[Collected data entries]
###
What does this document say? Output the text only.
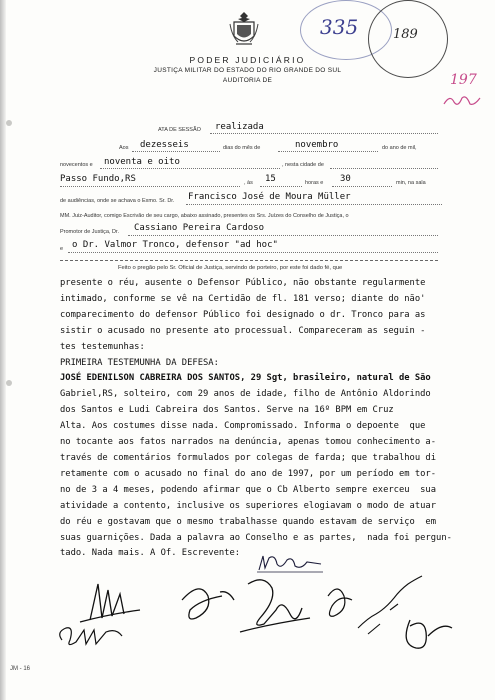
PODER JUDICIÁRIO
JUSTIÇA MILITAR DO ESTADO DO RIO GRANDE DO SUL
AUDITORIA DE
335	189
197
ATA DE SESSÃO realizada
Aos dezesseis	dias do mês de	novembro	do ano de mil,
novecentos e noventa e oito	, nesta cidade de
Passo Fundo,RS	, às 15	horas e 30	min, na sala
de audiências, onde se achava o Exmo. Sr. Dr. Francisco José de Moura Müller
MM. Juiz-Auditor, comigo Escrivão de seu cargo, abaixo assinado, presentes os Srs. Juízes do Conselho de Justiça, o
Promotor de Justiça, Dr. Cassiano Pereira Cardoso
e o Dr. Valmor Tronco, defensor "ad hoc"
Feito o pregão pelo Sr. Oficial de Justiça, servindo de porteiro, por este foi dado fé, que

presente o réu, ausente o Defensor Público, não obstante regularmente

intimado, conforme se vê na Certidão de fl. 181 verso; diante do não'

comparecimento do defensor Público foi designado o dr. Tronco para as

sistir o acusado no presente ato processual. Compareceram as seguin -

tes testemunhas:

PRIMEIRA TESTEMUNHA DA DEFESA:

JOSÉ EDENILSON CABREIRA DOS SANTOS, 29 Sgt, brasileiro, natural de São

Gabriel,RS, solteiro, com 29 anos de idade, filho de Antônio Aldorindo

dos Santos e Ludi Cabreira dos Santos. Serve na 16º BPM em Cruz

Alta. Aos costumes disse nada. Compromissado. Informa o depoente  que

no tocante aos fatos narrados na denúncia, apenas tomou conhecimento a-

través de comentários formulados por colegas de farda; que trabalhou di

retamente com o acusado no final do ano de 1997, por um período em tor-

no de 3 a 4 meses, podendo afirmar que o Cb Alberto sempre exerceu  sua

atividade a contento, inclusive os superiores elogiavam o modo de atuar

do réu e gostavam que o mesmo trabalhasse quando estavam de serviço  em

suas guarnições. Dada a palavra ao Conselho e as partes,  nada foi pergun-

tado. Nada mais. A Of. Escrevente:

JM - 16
###
EXERCISE INSTRUCTIONS: Write the records above out again exactly, with no pictures in your copy.

FULL RESPONSE:
What does this document say? Output the text only.
PODER JUDICIÁRIO
JUSTIÇA MILITAR DO ESTADO DO RIO GRANDE DO SUL
AUDITORIA DE
335	189
197
ATA DE SESSÃO realizada
Aos dezesseis	dias do mês de	novembro	do ano de mil,
novecentos e noventa e oito	, nesta cidade de
Passo Fundo,RS	, às 15	horas e 30	min, na sala
de audiências, onde se achava o Exmo. Sr. Dr. Francisco José de Moura Müller
MM. Juiz-Auditor, comigo Escrivão de seu cargo, abaixo assinado, presentes os Srs. Juízes do Conselho de Justiça, o
Promotor de Justiça, Dr. Cassiano Pereira Cardoso
e o Dr. Valmor Tronco, defensor "ad hoc"
Feito o pregão pelo Sr. Oficial de Justiça, servindo de porteiro, por este foi dado fé, que

presente o réu, ausente o Defensor Público, não obstante regularmente

intimado, conforme se vê na Certidão de fl. 181 verso; diante do não'

comparecimento do defensor Público foi designado o dr. Tronco para as

sistir o acusado no presente ato processual. Compareceram as seguin -

tes testemunhas:

PRIMEIRA TESTEMUNHA DA DEFESA:

JOSÉ EDENILSON CABREIRA DOS SANTOS, 29 Sgt, brasileiro, natural de São

Gabriel,RS, solteiro, com 29 anos de idade, filho de Antônio Aldorindo

dos Santos e Ludi Cabreira dos Santos. Serve na 16º BPM em Cruz

Alta. Aos costumes disse nada. Compromissado. Informa o depoente  que

no tocante aos fatos narrados na denúncia, apenas tomou conhecimento a-

través de comentários formulados por colegas de farda; que trabalhou di

retamente com o acusado no final do ano de 1997, por um período em tor-

no de 3 a 4 meses, podendo afirmar que o Cb Alberto sempre exerceu  sua

atividade a contento, inclusive os superiores elogiavam o modo de atuar

do réu e gostavam que o mesmo trabalhasse quando estavam de serviço  em

suas guarnições. Dada a palavra ao Conselho e as partes,  nada foi pergun-

tado. Nada mais. A Of. Escrevente:

JM - 16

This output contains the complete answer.